Your task: Could you reproduce every record below exactly as it stands?

++++ Records shown ++++

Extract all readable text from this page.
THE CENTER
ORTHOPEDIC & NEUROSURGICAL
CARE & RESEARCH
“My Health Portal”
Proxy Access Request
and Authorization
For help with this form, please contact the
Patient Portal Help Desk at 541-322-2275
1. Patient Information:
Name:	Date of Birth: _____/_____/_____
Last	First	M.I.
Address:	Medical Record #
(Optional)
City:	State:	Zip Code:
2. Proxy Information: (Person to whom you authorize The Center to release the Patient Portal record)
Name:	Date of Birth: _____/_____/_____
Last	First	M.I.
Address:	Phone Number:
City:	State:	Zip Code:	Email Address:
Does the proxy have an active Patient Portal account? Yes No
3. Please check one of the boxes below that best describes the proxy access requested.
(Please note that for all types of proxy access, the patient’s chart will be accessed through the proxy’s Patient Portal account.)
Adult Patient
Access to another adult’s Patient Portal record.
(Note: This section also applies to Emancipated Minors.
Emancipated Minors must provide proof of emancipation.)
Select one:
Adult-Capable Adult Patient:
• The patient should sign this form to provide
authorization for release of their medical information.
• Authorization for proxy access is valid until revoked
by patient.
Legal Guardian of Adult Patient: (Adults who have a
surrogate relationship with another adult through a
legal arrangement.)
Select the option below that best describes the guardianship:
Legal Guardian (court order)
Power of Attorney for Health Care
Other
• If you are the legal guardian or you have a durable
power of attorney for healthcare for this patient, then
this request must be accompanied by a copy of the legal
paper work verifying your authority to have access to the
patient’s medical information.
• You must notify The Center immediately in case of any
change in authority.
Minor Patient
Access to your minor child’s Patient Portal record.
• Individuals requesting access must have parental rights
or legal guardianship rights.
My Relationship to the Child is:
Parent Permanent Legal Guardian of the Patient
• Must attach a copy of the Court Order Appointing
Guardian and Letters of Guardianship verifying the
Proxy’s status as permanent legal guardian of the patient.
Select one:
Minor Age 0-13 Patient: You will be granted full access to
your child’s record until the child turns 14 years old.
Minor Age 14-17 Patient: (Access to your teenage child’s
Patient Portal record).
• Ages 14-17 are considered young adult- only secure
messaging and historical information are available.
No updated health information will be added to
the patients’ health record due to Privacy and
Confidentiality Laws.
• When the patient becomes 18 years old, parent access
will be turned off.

++++

Result of this exercise:
Extract all readable text from this page.
THE CENTER
ORTHOPEDIC & NEUROSURGICAL
CARE & RESEARCH
“My Health Portal”
Proxy Access Request
and Authorization
For help with this form, please contact the
Patient Portal Help Desk at 541-322-2275
1. Patient Information:
Name:	Date of Birth: _____/_____/_____
Last	First	M.I.
Address:	Medical Record #
(Optional)
City:	State:	Zip Code:
2. Proxy Information: (Person to whom you authorize The Center to release the Patient Portal record)
Name:	Date of Birth: _____/_____/_____
Last	First	M.I.
Address:	Phone Number:
City:	State:	Zip Code:	Email Address:
Does the proxy have an active Patient Portal account? Yes No
3. Please check one of the boxes below that best describes the proxy access requested.
(Please note that for all types of proxy access, the patient’s chart will be accessed through the proxy’s Patient Portal account.)
Adult Patient
Access to another adult’s Patient Portal record.
(Note: This section also applies to Emancipated Minors.
Emancipated Minors must provide proof of emancipation.)
Select one:
Adult-Capable Adult Patient:
• The patient should sign this form to provide
authorization for release of their medical information.
• Authorization for proxy access is valid until revoked
by patient.
Legal Guardian of Adult Patient: (Adults who have a
surrogate relationship with another adult through a
legal arrangement.)
Select the option below that best describes the guardianship:
Legal Guardian (court order)
Power of Attorney for Health Care
Other
• If you are the legal guardian or you have a durable
power of attorney for healthcare for this patient, then
this request must be accompanied by a copy of the legal
paper work verifying your authority to have access to the
patient’s medical information.
• You must notify The Center immediately in case of any
change in authority.
Minor Patient
Access to your minor child’s Patient Portal record.
• Individuals requesting access must have parental rights
or legal guardianship rights.
My Relationship to the Child is:
Parent Permanent Legal Guardian of the Patient
• Must attach a copy of the Court Order Appointing
Guardian and Letters of Guardianship verifying the
Proxy’s status as permanent legal guardian of the patient.
Select one:
Minor Age 0-13 Patient: You will be granted full access to
your child’s record until the child turns 14 years old.
Minor Age 14-17 Patient: (Access to your teenage child’s
Patient Portal record).
• Ages 14-17 are considered young adult- only secure
messaging and historical information are available.
No updated health information will be added to
the patients’ health record due to Privacy and
Confidentiality Laws.
• When the patient becomes 18 years old, parent access
will be turned off.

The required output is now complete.